## [Task directions]
Among the lines below, count those containing the word "NGÀY". Give the number only.

## [Materials provided]

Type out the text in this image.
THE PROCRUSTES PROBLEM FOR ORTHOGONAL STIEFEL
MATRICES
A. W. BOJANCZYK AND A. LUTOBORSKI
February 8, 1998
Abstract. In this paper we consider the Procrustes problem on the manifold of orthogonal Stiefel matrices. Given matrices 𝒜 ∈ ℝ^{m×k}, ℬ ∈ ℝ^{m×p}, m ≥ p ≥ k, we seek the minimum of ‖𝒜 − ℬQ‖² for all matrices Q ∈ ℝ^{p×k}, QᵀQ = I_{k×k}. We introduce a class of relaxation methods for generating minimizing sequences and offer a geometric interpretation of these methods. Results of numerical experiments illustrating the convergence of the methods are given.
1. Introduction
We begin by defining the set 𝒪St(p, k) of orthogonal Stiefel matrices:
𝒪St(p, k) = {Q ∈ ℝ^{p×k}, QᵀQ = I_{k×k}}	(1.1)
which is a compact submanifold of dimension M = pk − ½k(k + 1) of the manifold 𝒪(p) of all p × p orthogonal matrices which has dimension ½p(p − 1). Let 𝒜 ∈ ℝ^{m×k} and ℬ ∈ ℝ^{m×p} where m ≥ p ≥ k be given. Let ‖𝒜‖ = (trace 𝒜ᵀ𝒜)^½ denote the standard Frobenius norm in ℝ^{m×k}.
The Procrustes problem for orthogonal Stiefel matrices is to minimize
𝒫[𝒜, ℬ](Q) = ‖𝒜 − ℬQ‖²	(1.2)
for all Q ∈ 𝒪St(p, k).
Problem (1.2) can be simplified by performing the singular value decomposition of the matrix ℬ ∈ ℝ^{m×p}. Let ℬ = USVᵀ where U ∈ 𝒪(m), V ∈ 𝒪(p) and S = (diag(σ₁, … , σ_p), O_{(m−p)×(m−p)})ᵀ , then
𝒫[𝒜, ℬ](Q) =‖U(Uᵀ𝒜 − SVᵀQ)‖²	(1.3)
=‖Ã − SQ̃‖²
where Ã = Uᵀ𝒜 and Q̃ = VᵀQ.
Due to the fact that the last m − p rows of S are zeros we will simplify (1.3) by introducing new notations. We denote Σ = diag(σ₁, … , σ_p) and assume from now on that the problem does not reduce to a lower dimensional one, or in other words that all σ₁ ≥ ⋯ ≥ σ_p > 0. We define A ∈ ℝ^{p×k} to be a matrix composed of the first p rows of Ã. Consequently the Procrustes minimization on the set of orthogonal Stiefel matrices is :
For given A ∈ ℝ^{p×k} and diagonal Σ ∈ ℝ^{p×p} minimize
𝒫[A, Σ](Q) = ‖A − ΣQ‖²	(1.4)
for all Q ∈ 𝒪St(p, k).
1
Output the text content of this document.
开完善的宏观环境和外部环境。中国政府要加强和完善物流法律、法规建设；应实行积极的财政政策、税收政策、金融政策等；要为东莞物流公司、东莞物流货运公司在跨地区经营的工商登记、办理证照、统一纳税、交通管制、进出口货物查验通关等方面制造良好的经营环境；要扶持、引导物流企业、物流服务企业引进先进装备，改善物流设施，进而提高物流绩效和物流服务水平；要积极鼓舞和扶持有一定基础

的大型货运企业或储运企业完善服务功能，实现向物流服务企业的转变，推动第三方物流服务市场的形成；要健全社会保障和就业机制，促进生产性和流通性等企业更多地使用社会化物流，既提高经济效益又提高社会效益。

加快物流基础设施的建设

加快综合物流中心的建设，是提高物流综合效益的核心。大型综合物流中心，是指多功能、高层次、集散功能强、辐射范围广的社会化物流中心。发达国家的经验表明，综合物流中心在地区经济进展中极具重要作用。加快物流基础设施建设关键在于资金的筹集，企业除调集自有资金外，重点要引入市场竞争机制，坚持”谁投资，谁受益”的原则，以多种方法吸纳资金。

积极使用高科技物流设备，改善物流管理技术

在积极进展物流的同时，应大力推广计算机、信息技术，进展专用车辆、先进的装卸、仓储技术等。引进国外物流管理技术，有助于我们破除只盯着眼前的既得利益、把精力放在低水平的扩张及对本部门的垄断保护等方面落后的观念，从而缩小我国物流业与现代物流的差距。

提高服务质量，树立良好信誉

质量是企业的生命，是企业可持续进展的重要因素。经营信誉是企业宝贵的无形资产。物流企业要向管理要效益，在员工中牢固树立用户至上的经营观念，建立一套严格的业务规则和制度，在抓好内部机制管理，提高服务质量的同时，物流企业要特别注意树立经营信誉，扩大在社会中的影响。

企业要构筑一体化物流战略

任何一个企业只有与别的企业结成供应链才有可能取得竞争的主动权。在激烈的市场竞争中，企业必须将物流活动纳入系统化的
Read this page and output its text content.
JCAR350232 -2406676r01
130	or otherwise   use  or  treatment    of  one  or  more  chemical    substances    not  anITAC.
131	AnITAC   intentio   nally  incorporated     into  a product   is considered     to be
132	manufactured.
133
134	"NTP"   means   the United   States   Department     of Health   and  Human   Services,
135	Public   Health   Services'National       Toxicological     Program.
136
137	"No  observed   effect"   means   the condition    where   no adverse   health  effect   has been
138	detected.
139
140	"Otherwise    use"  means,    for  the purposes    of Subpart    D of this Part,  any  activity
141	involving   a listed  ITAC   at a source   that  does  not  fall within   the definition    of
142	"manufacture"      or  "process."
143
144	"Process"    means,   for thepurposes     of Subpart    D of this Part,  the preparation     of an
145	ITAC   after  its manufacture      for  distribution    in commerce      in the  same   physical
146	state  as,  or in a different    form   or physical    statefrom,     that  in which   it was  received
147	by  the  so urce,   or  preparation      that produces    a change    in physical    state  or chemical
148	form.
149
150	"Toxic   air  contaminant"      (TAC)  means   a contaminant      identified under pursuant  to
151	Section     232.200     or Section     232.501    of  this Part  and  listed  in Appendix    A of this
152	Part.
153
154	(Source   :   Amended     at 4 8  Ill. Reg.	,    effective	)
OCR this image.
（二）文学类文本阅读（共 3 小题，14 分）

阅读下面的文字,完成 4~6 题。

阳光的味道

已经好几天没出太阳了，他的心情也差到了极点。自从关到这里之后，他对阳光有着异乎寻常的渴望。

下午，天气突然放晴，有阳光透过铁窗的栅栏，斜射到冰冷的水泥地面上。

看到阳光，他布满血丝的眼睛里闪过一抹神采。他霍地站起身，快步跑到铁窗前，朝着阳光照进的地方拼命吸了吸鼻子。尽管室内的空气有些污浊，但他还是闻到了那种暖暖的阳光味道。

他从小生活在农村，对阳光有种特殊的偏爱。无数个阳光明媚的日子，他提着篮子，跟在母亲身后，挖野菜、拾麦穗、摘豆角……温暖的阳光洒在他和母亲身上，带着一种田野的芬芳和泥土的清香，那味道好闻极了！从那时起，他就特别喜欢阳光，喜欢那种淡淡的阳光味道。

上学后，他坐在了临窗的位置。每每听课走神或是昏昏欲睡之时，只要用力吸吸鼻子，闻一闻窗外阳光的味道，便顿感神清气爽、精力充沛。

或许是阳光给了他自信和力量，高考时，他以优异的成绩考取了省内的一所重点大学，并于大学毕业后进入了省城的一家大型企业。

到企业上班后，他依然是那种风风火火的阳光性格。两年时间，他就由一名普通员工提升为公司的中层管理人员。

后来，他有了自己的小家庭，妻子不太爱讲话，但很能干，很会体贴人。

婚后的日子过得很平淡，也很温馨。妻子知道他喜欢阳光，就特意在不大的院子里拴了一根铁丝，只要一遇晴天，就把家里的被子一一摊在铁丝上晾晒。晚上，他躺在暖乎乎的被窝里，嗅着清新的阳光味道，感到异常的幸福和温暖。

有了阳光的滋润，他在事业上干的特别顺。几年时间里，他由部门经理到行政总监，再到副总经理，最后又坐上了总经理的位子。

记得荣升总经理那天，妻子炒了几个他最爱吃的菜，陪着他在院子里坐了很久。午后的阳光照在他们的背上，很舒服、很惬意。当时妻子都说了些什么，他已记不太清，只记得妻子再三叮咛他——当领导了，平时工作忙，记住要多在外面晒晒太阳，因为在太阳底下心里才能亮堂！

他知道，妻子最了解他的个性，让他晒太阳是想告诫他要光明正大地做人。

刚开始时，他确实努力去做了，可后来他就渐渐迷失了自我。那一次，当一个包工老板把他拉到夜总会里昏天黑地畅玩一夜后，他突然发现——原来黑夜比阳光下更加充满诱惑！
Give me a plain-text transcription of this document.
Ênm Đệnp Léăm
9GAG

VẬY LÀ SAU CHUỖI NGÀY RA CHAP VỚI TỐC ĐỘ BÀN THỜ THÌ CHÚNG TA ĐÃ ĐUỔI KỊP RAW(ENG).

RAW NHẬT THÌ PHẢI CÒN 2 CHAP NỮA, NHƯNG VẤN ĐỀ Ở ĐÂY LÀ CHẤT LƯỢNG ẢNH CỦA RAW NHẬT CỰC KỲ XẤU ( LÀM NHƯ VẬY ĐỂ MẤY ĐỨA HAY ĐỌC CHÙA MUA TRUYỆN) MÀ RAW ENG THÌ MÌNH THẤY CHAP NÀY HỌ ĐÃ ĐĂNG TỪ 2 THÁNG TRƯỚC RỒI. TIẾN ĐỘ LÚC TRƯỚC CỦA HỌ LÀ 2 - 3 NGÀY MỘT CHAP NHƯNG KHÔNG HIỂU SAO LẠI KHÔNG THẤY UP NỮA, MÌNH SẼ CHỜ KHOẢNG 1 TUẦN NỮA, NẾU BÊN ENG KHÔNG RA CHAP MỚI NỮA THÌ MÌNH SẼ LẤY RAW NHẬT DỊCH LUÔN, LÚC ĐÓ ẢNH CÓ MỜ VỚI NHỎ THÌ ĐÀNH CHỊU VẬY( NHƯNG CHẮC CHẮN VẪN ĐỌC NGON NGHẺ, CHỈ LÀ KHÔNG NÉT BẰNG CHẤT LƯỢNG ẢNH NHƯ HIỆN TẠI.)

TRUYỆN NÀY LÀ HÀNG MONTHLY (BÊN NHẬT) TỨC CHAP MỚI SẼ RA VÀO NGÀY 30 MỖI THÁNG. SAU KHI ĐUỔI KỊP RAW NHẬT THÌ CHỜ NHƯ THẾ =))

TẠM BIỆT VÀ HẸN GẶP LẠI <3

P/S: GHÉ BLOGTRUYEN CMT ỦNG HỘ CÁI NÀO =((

## [Exercise solution]
3